_EXERCISE REQUIREMENTS_
Omit every picture and return the rest of the data unaltered.

_Recorded data_
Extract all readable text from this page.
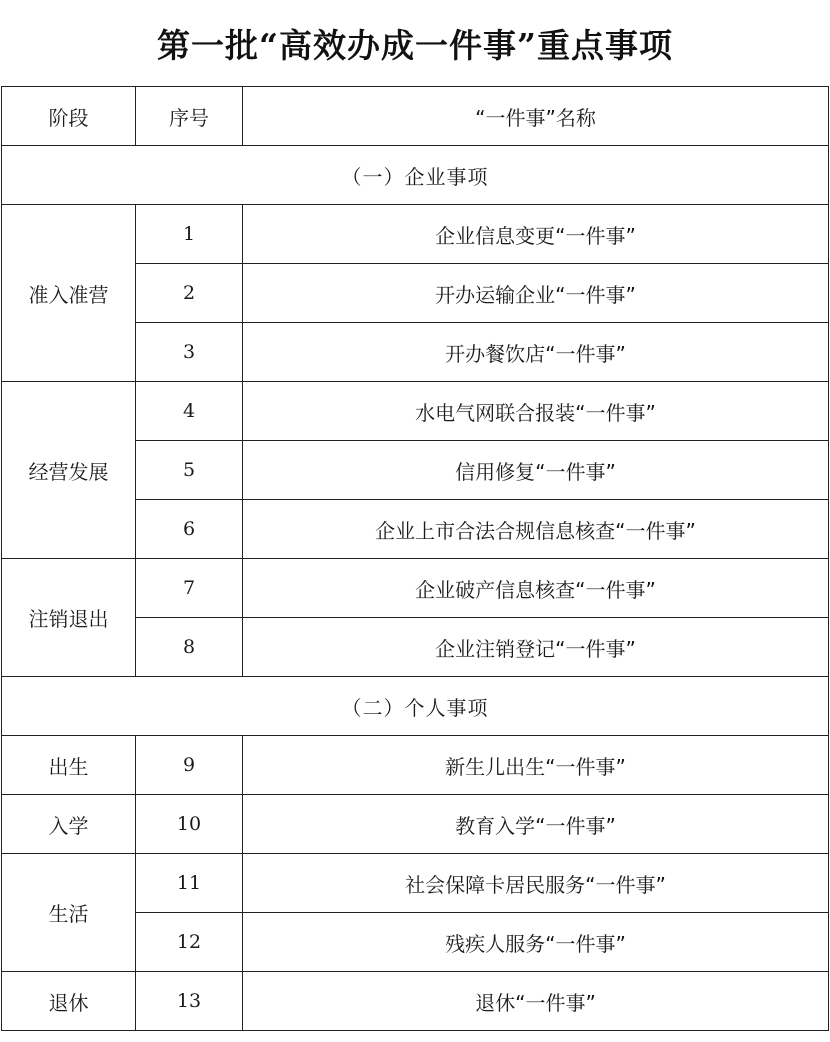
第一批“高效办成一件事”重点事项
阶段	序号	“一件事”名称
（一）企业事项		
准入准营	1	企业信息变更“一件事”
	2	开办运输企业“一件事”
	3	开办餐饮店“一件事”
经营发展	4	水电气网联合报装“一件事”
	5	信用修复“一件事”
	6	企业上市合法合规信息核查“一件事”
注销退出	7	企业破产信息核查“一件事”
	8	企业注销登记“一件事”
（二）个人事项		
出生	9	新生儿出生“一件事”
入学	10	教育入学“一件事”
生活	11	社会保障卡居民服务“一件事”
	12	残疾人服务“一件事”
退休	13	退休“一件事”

_ANSWER BELOW_
Extract all readable text from this page.
第一批“高效办成一件事”重点事项
阶段	序号	“一件事”名称
（一）企业事项		
准入准营	1	企业信息变更“一件事”
	2	开办运输企业“一件事”
	3	开办餐饮店“一件事”
经营发展	4	水电气网联合报装“一件事”
	5	信用修复“一件事”
	6	企业上市合法合规信息核查“一件事”
注销退出	7	企业破产信息核查“一件事”
	8	企业注销登记“一件事”
（二）个人事项		
出生	9	新生儿出生“一件事”
入学	10	教育入学“一件事”
生活	11	社会保障卡居民服务“一件事”
	12	残疾人服务“一件事”
退休	13	退休“一件事”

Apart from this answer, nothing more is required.